Task requirements = Please copy the records word for word, starting at the line that contains "outer-label-seg-3: 2.3% xyxy=(185,126,216,141)" and ending at the line that contains "inner-leader-6 xyxy=(134,178,291,197)", both included.

Exercise material =
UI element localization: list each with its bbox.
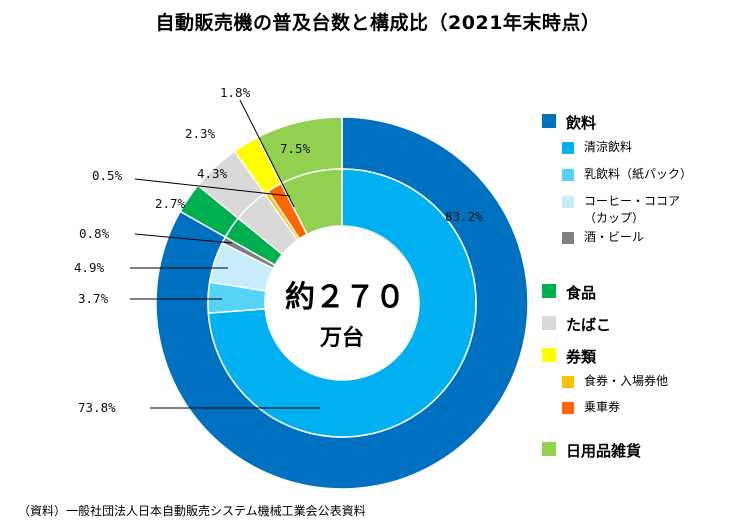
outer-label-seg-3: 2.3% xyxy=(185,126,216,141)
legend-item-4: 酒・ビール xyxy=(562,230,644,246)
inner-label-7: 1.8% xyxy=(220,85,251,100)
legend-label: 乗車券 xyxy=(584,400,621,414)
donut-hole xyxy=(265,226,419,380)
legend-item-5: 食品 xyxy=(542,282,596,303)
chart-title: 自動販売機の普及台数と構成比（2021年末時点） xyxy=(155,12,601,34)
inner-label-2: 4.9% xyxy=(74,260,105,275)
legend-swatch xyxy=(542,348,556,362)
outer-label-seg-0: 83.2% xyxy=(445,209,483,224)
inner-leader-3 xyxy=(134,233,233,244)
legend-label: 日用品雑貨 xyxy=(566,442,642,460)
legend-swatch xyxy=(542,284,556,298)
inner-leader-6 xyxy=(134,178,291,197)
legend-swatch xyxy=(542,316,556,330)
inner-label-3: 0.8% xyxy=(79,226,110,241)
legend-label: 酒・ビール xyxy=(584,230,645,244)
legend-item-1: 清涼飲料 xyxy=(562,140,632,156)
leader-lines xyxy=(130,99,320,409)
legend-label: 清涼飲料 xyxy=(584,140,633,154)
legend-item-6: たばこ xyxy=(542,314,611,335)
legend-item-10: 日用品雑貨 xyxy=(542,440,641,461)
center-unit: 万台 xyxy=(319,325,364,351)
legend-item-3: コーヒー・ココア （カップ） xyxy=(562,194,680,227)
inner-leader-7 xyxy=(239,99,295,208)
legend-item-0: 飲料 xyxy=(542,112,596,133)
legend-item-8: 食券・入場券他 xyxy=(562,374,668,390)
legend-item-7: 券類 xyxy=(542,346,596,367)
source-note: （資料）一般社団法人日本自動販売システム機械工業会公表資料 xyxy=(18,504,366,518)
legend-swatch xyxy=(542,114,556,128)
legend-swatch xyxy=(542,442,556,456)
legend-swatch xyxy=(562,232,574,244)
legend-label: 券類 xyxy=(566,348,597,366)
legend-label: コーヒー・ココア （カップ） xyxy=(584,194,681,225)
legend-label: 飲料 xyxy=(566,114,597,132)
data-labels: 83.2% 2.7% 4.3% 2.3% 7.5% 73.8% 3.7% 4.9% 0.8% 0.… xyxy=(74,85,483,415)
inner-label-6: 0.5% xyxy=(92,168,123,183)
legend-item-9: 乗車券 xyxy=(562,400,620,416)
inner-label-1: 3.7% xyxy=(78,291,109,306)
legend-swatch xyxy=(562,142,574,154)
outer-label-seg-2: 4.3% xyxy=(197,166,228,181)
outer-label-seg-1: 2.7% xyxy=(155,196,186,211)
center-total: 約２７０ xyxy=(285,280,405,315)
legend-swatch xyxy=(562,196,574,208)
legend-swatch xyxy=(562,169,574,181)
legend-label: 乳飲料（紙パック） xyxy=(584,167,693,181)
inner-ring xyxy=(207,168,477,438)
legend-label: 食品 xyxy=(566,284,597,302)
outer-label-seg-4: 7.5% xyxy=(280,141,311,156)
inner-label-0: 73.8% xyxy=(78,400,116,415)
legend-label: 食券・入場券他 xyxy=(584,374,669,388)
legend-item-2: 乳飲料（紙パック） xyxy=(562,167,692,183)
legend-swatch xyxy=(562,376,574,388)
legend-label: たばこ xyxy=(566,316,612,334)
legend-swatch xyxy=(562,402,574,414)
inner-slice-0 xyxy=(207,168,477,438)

...

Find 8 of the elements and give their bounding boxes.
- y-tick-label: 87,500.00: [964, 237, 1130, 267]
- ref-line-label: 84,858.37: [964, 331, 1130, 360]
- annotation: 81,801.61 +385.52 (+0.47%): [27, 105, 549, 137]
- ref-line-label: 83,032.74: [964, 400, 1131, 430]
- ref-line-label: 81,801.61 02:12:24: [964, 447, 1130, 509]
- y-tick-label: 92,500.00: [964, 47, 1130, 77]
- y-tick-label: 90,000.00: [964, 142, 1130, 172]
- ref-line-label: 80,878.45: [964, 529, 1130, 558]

* * *

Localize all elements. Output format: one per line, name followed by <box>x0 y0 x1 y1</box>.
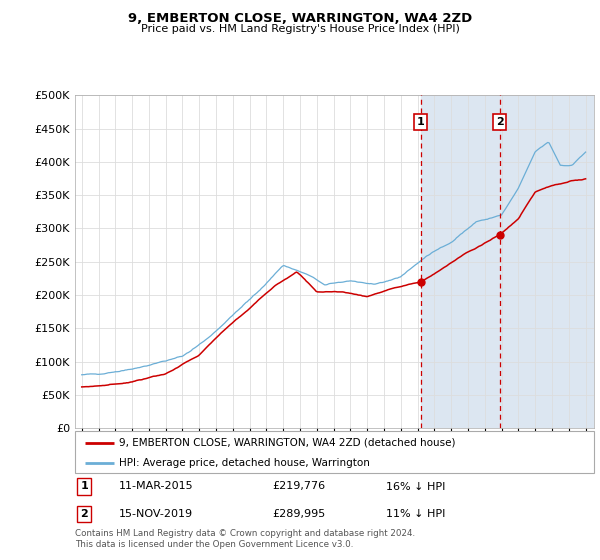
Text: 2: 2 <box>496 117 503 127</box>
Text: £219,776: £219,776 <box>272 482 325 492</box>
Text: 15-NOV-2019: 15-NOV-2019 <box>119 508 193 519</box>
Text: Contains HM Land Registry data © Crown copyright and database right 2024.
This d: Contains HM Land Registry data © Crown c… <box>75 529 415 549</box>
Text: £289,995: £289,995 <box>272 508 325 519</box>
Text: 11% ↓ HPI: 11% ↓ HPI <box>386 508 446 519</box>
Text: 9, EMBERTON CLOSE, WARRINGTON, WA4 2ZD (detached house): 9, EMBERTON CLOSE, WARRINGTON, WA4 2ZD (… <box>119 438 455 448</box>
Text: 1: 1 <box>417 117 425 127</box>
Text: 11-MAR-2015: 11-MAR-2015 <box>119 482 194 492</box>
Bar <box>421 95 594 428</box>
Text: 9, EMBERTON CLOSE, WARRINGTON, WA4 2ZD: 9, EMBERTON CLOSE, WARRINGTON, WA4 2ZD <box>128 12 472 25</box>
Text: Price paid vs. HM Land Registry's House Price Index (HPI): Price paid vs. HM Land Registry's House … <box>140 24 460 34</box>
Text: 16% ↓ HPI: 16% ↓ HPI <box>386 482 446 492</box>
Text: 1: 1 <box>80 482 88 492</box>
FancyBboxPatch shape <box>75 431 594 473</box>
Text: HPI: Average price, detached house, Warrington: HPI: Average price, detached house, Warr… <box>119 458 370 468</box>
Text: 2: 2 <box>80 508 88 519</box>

Result below =
outer-label-seg-3: 2.3% xyxy=(185,126,216,141)
legend-item-4: 酒・ビール xyxy=(562,230,644,246)
inner-label-7: 1.8% xyxy=(220,85,251,100)
legend-label: 乗車券 xyxy=(584,400,621,414)
donut-hole xyxy=(265,226,419,380)
legend-item-5: 食品 xyxy=(542,282,596,303)
chart-title: 自動販売機の普及台数と構成比（2021年末時点） xyxy=(155,12,601,34)
inner-label-2: 4.9% xyxy=(74,260,105,275)
legend-swatch xyxy=(542,348,556,362)
outer-label-seg-0: 83.2% xyxy=(445,209,483,224)
inner-leader-3 xyxy=(134,233,233,244)
legend-label: 日用品雑貨 xyxy=(566,442,642,460)
legend-swatch xyxy=(542,284,556,298)
inner-leader-6 xyxy=(134,178,291,197)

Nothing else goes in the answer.